(Figure contents as structured data)
..........

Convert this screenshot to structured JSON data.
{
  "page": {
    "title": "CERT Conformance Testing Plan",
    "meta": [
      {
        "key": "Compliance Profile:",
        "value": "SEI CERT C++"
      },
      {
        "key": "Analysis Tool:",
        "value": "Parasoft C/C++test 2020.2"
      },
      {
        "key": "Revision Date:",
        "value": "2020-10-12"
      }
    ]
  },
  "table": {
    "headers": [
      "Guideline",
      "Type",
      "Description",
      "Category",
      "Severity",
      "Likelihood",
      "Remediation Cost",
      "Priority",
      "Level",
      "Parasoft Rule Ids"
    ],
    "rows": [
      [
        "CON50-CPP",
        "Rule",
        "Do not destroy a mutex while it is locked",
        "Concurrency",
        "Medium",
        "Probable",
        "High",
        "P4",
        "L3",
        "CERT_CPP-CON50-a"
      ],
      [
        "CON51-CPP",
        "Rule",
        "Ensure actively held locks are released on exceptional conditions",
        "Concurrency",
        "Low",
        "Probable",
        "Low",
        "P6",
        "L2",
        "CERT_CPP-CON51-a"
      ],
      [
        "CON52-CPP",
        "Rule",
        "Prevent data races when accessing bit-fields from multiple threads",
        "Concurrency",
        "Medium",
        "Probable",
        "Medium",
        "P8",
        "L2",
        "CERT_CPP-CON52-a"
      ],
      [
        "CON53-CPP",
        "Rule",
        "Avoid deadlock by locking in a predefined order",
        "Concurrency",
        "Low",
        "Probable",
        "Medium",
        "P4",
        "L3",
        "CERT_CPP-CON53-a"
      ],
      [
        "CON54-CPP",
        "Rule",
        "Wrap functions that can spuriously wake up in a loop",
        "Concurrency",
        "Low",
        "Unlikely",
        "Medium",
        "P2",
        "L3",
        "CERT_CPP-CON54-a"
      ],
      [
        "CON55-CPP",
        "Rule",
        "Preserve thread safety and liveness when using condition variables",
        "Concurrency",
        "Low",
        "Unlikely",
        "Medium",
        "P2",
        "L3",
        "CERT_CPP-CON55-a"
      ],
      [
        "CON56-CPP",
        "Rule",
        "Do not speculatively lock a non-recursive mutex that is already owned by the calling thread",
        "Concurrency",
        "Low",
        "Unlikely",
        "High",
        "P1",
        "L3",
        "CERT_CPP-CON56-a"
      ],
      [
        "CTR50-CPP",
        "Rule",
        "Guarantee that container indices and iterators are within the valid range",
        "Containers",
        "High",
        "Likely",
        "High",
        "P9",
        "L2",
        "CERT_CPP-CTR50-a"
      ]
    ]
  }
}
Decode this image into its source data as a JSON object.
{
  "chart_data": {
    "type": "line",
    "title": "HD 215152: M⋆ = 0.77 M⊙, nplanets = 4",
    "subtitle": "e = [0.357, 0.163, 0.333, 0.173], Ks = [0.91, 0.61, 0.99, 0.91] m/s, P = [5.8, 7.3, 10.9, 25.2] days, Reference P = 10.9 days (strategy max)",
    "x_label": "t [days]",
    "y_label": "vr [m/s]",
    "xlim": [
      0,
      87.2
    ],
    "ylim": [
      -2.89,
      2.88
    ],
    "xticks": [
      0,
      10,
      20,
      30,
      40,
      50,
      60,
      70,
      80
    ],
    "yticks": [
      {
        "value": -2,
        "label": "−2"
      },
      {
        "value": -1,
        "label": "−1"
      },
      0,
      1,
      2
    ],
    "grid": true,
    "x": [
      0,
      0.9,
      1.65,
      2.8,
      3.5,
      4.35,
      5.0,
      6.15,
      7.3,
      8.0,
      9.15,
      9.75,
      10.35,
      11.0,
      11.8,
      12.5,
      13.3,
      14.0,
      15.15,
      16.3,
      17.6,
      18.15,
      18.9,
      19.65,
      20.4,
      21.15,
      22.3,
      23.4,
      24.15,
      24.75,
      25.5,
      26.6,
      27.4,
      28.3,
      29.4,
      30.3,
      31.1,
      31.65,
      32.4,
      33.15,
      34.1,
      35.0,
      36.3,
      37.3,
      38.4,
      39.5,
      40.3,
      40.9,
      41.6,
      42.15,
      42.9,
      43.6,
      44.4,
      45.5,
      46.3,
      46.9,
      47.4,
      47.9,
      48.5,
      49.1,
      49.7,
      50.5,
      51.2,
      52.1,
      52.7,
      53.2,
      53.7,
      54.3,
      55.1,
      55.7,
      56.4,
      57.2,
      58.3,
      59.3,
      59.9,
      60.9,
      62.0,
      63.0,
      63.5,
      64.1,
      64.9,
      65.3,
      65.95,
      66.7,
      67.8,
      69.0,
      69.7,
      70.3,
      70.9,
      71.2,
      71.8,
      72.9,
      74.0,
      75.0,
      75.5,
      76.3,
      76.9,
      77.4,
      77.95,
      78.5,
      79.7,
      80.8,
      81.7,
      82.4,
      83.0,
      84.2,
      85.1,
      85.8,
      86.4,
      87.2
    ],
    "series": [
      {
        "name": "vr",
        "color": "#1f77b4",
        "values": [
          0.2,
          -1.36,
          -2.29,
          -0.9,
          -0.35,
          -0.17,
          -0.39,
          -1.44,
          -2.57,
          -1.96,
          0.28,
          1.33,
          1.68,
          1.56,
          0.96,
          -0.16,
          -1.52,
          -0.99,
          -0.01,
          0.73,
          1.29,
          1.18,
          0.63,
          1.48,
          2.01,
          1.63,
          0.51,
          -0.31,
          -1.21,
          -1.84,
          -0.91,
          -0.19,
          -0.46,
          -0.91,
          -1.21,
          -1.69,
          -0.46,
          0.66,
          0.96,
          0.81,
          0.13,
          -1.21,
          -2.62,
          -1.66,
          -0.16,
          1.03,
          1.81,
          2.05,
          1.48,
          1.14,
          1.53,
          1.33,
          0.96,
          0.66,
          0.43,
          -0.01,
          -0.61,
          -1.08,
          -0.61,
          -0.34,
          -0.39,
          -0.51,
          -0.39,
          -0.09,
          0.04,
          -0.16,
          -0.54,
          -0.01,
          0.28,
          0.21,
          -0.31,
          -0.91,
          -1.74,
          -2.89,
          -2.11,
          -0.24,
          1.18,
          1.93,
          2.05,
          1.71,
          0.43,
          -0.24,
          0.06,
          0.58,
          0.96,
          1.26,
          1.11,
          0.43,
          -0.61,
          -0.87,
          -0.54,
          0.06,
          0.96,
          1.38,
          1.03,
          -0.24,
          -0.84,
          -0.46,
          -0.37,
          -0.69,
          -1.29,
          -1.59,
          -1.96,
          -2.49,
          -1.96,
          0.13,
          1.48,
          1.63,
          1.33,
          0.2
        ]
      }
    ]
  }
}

..........

*Stated exercise*:
Take the entries and copy them out exactly.

*The output*:
Convert this screenshot to structured JSON data.
{
  "page": {
    "title": "CERT Conformance Testing Plan",
    "meta": [
      {
        "key": "Compliance Profile:",
        "value": "SEI CERT C++"
      },
      {
        "key": "Analysis Tool:",
        "value": "Parasoft C/C++test 2020.2"
      },
      {
        "key": "Revision Date:",
        "value": "2020-10-12"
      }
    ]
  },
  "table": {
    "headers": [
      "Guideline",
      "Type",
      "Description",
      "Category",
      "Severity",
      "Likelihood",
      "Remediation Cost",
      "Priority",
      "Level",
      "Parasoft Rule Ids"
    ],
    "rows": [
      [
        "CON50-CPP",
        "Rule",
        "Do not destroy a mutex while it is locked",
        "Concurrency",
        "Medium",
        "Probable",
        "High",
        "P4",
        "L3",
        "CERT_CPP-CON50-a"
      ],
      [
        "CON51-CPP",
        "Rule",
        "Ensure actively held locks are released on exceptional conditions",
        "Concurrency",
        "Low",
        "Probable",
        "Low",
        "P6",
        "L2",
        "CERT_CPP-CON51-a"
      ],
      [
        "CON52-CPP",
        "Rule",
        "Prevent data races when accessing bit-fields from multiple threads",
        "Concurrency",
        "Medium",
        "Probable",
        "Medium",
        "P8",
        "L2",
        "CERT_CPP-CON52-a"
      ],
      [
        "CON53-CPP",
        "Rule",
        "Avoid deadlock by locking in a predefined order",
        "Concurrency",
        "Low",
        "Probable",
        "Medium",
        "P4",
        "L3",
        "CERT_CPP-CON53-a"
      ],
      [
        "CON54-CPP",
        "Rule",
        "Wrap functions that can spuriously wake up in a loop",
        "Concurrency",
        "Low",
        "Unlikely",
        "Medium",
        "P2",
        "L3",
        "CERT_CPP-CON54-a"
      ],
      [
        "CON55-CPP",
        "Rule",
        "Preserve thread safety and liveness when using condition variables",
        "Concurrency",
        "Low",
        "Unlikely",
        "Medium",
        "P2",
        "L3",
        "CERT_CPP-CON55-a"
      ],
      [
        "CON56-CPP",
        "Rule",
        "Do not speculatively lock a non-recursive mutex that is already owned by the calling thread",
        "Concurrency",
        "Low",
        "Unlikely",
        "High",
        "P1",
        "L3",
        "CERT_CPP-CON56-a"
      ],
      [
        "CTR50-CPP",
        "Rule",
        "Guarantee that container indices and iterators are within the valid range",
        "Containers",
        "High",
        "Likely",
        "High",
        "P9",
        "L2",
        "CERT_CPP-CTR50-a"
      ]
    ]
  }
}
Decode this image into its source data as a JSON object.
{
  "chart_data": {
    "type": "line",
    "title": "HD 215152: M⋆ = 0.77 M⊙, nplanets = 4",
    "subtitle": "e = [0.357, 0.163, 0.333, 0.173], Ks = [0.91, 0.61, 0.99, 0.91] m/s, P = [5.8, 7.3, 10.9, 25.2] days, Reference P = 10.9 days (strategy max)",
    "x_label": "t [days]",
    "y_label": "vr [m/s]",
    "xlim": [
      0,
      87.2
    ],
    "ylim": [
      -2.89,
      2.88
    ],
    "xticks": [
      0,
      10,
      20,
      30,
      40,
      50,
      60,
      70,
      80
    ],
    "yticks": [
      {
        "value": -2,
        "label": "−2"
      },
      {
        "value": -1,
        "label": "−1"
      },
      0,
      1,
      2
    ],
    "grid": true,
    "x": [
      0,
      0.9,
      1.65,
      2.8,
      3.5,
      4.35,
      5.0,
      6.15,
      7.3,
      8.0,
      9.15,
      9.75,
      10.35,
      11.0,
      11.8,
      12.5,
      13.3,
      14.0,
      15.15,
      16.3,
      17.6,
      18.15,
      18.9,
      19.65,
      20.4,
      21.15,
      22.3,
      23.4,
      24.15,
      24.75,
      25.5,
      26.6,
      27.4,
      28.3,
      29.4,
      30.3,
      31.1,
      31.65,
      32.4,
      33.15,
      34.1,
      35.0,
      36.3,
      37.3,
      38.4,
      39.5,
      40.3,
      40.9,
      41.6,
      42.15,
      42.9,
      43.6,
      44.4,
      45.5,
      46.3,
      46.9,
      47.4,
      47.9,
      48.5,
      49.1,
      49.7,
      50.5,
      51.2,
      52.1,
      52.7,
      53.2,
      53.7,
      54.3,
      55.1,
      55.7,
      56.4,
      57.2,
      58.3,
      59.3,
      59.9,
      60.9,
      62.0,
      63.0,
      63.5,
      64.1,
      64.9,
      65.3,
      65.95,
      66.7,
      67.8,
      69.0,
      69.7,
      70.3,
      70.9,
      71.2,
      71.8,
      72.9,
      74.0,
      75.0,
      75.5,
      76.3,
      76.9,
      77.4,
      77.95,
      78.5,
      79.7,
      80.8,
      81.7,
      82.4,
      83.0,
      84.2,
      85.1,
      85.8,
      86.4,
      87.2
    ],
    "series": [
      {
        "name": "vr",
        "color": "#1f77b4",
        "values": [
          0.2,
          -1.36,
          -2.29,
          -0.9,
          -0.35,
          -0.17,
          -0.39,
          -1.44,
          -2.57,
          -1.96,
          0.28,
          1.33,
          1.68,
          1.56,
          0.96,
          -0.16,
          -1.52,
          -0.99,
          -0.01,
          0.73,
          1.29,
          1.18,
          0.63,
          1.48,
          2.01,
          1.63,
          0.51,
          -0.31,
          -1.21,
          -1.84,
          -0.91,
          -0.19,
          -0.46,
          -0.91,
          -1.21,
          -1.69,
          -0.46,
          0.66,
          0.96,
          0.81,
          0.13,
          -1.21,
          -2.62,
          -1.66,
          -0.16,
          1.03,
          1.81,
          2.05,
          1.48,
          1.14,
          1.53,
          1.33,
          0.96,
          0.66,
          0.43,
          -0.01,
          -0.61,
          -1.08,
          -0.61,
          -0.34,
          -0.39,
          -0.51,
          -0.39,
          -0.09,
          0.04,
          -0.16,
          -0.54,
          -0.01,
          0.28,
          0.21,
          -0.31,
          -0.91,
          -1.74,
          -2.89,
          -2.11,
          -0.24,
          1.18,
          1.93,
          2.05,
          1.71,
          0.43,
          -0.24,
          0.06,
          0.58,
          0.96,
          1.26,
          1.11,
          0.43,
          -0.61,
          -0.87,
          -0.54,
          0.06,
          0.96,
          1.38,
          1.03,
          -0.24,
          -0.84,
          -0.46,
          -0.37,
          -0.69,
          -1.29,
          -1.59,
          -1.96,
          -2.49,
          -1.96,
          0.13,
          1.48,
          1.63,
          1.33,
          0.2
        ]
      }
    ]
  }
}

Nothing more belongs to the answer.